**PROBLEM TO WORK ON:**
Transcribe the records below exactly, leaving out any pictures.

**DATA ROWS:**
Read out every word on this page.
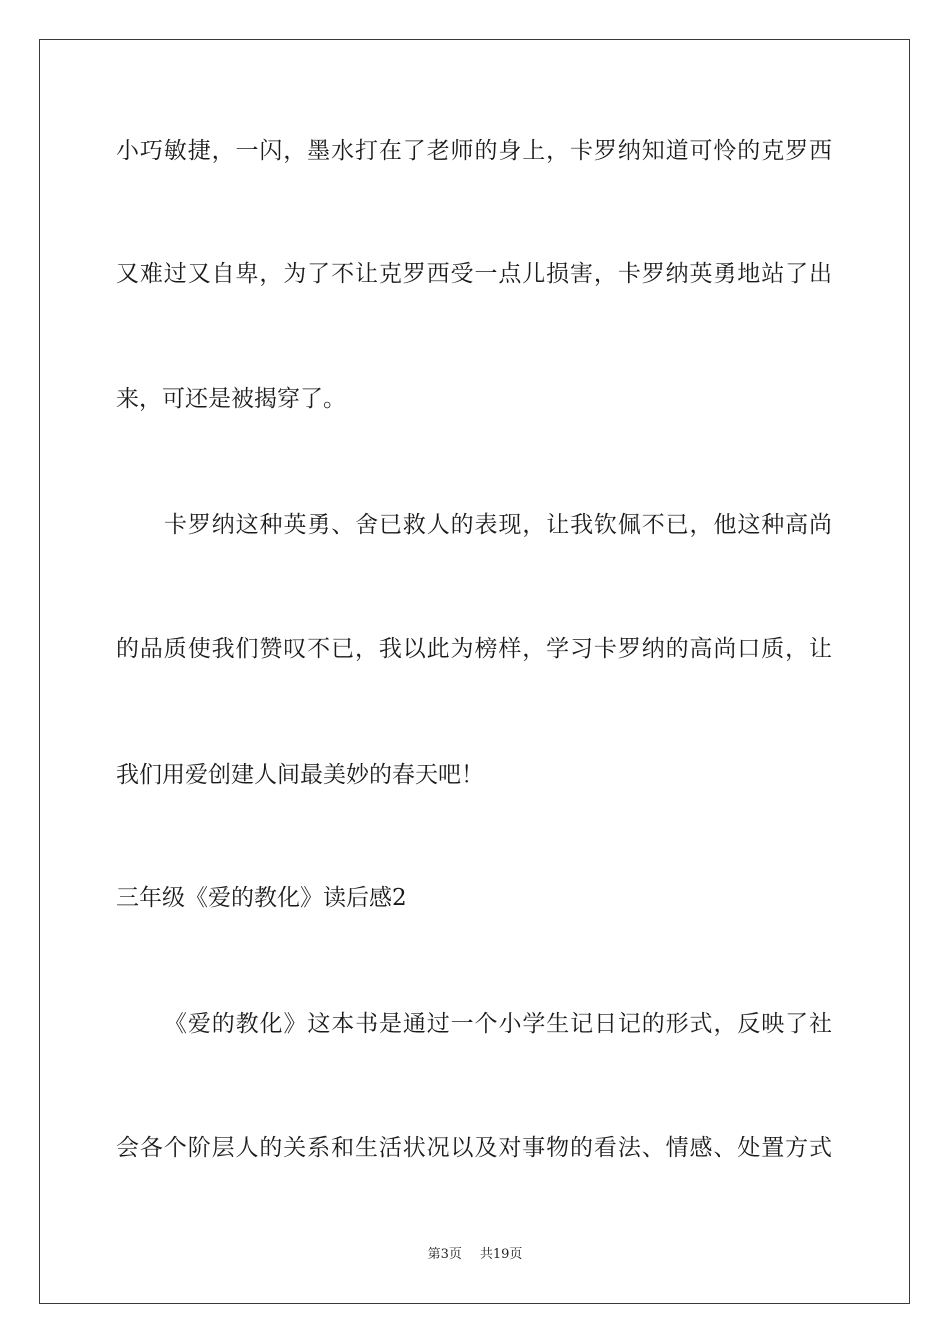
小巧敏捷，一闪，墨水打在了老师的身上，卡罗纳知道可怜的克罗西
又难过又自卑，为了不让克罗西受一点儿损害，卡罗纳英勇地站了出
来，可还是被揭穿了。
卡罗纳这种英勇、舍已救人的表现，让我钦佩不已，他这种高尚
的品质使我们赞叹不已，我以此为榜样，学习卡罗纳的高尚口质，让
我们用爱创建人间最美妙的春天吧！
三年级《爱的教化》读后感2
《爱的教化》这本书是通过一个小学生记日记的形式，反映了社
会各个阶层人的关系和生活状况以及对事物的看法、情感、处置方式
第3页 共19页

**OUTPUT FOR THIS TASK:**
Read out every word on this page.
小巧敏捷，一闪，墨水打在了老师的身上，卡罗纳知道可怜的克罗西
又难过又自卑，为了不让克罗西受一点儿损害，卡罗纳英勇地站了出
来，可还是被揭穿了。
卡罗纳这种英勇、舍已救人的表现，让我钦佩不已，他这种高尚
的品质使我们赞叹不已，我以此为榜样，学习卡罗纳的高尚口质，让
我们用爱创建人间最美妙的春天吧！
三年级《爱的教化》读后感2
《爱的教化》这本书是通过一个小学生记日记的形式，反映了社
会各个阶层人的关系和生活状况以及对事物的看法、情感、处置方式
第3页 共19页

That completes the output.